[Dataset records]
====

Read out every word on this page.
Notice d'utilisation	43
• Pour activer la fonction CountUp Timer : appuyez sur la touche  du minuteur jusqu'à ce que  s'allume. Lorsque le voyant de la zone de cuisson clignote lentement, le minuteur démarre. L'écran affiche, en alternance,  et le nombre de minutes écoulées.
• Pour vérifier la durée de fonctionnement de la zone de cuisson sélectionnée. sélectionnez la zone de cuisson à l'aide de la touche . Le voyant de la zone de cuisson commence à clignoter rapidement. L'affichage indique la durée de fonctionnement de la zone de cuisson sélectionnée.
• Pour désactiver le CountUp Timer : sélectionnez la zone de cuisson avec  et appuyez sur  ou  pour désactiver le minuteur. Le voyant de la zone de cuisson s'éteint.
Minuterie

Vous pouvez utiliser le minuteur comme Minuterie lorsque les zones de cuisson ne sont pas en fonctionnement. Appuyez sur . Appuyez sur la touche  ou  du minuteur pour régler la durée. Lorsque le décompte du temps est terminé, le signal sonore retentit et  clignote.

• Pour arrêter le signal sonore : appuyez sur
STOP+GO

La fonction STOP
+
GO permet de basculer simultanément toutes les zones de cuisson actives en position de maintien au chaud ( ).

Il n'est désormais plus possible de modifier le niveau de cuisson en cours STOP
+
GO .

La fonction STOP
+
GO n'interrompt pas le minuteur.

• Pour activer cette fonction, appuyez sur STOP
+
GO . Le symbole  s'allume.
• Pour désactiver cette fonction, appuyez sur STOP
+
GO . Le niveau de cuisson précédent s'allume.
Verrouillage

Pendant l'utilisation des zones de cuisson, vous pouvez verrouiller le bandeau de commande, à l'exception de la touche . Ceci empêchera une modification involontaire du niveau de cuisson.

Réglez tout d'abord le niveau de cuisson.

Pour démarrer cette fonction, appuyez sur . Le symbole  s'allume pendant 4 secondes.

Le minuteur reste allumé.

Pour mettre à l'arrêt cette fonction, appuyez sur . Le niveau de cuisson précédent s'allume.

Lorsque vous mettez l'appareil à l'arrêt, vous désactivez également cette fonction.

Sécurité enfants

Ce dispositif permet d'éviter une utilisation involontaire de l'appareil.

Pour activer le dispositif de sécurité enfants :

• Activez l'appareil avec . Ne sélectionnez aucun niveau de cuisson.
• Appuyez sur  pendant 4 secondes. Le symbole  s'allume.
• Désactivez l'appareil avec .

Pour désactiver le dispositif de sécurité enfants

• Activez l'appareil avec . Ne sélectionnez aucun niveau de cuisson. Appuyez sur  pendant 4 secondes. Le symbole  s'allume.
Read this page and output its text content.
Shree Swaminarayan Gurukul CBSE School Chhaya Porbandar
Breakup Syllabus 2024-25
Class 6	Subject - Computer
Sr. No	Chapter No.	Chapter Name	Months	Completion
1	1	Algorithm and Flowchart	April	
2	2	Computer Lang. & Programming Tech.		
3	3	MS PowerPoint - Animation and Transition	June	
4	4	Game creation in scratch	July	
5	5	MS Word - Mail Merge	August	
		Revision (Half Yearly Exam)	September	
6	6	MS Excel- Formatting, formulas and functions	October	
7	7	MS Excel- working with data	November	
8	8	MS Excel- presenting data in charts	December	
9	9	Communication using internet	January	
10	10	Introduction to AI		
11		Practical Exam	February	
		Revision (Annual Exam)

====

• **SHORT EXERCISE**
Print the listing above in its entirety, with every line exact.

• **ANSWER TO THE TASK**
Read out every word on this page.
Notice d'utilisation	43
• Pour activer la fonction CountUp Timer : appuyez sur la touche  du minuteur jusqu'à ce que  s'allume. Lorsque le voyant de la zone de cuisson clignote lentement, le minuteur démarre. L'écran affiche, en alternance,  et le nombre de minutes écoulées.
• Pour vérifier la durée de fonctionnement de la zone de cuisson sélectionnée. sélectionnez la zone de cuisson à l'aide de la touche . Le voyant de la zone de cuisson commence à clignoter rapidement. L'affichage indique la durée de fonctionnement de la zone de cuisson sélectionnée.
• Pour désactiver le CountUp Timer : sélectionnez la zone de cuisson avec  et appuyez sur  ou  pour désactiver le minuteur. Le voyant de la zone de cuisson s'éteint.
Minuterie

Vous pouvez utiliser le minuteur comme Minuterie lorsque les zones de cuisson ne sont pas en fonctionnement. Appuyez sur . Appuyez sur la touche  ou  du minuteur pour régler la durée. Lorsque le décompte du temps est terminé, le signal sonore retentit et  clignote.

• Pour arrêter le signal sonore : appuyez sur
STOP+GO

La fonction STOP
+
GO permet de basculer simultanément toutes les zones de cuisson actives en position de maintien au chaud ( ).

Il n'est désormais plus possible de modifier le niveau de cuisson en cours STOP
+
GO .

La fonction STOP
+
GO n'interrompt pas le minuteur.

• Pour activer cette fonction, appuyez sur STOP
+
GO . Le symbole  s'allume.
• Pour désactiver cette fonction, appuyez sur STOP
+
GO . Le niveau de cuisson précédent s'allume.
Verrouillage

Pendant l'utilisation des zones de cuisson, vous pouvez verrouiller le bandeau de commande, à l'exception de la touche . Ceci empêchera une modification involontaire du niveau de cuisson.

Réglez tout d'abord le niveau de cuisson.

Pour démarrer cette fonction, appuyez sur . Le symbole  s'allume pendant 4 secondes.

Le minuteur reste allumé.

Pour mettre à l'arrêt cette fonction, appuyez sur . Le niveau de cuisson précédent s'allume.

Lorsque vous mettez l'appareil à l'arrêt, vous désactivez également cette fonction.

Sécurité enfants

Ce dispositif permet d'éviter une utilisation involontaire de l'appareil.

Pour activer le dispositif de sécurité enfants :

• Activez l'appareil avec . Ne sélectionnez aucun niveau de cuisson.
• Appuyez sur  pendant 4 secondes. Le symbole  s'allume.
• Désactivez l'appareil avec .

Pour désactiver le dispositif de sécurité enfants

• Activez l'appareil avec . Ne sélectionnez aucun niveau de cuisson. Appuyez sur  pendant 4 secondes. Le symbole  s'allume.
Read this page and output its text content.
Shree Swaminarayan Gurukul CBSE School Chhaya Porbandar
Breakup Syllabus 2024-25
Class 6	Subject - Computer
Sr. No	Chapter No.	Chapter Name	Months	Completion
1	1	Algorithm and Flowchart	April	
2	2	Computer Lang. & Programming Tech.		
3	3	MS PowerPoint - Animation and Transition	June	
4	4	Game creation in scratch	July	
5	5	MS Word - Mail Merge	August	
		Revision (Half Yearly Exam)	September	
6	6	MS Excel- Formatting, formulas and functions	October	
7	7	MS Excel- working with data	November	
8	8	MS Excel- presenting data in charts	December	
9	9	Communication using internet	January	
10	10	Introduction to AI		
11		Practical Exam	February	
		Revision (Annual Exam)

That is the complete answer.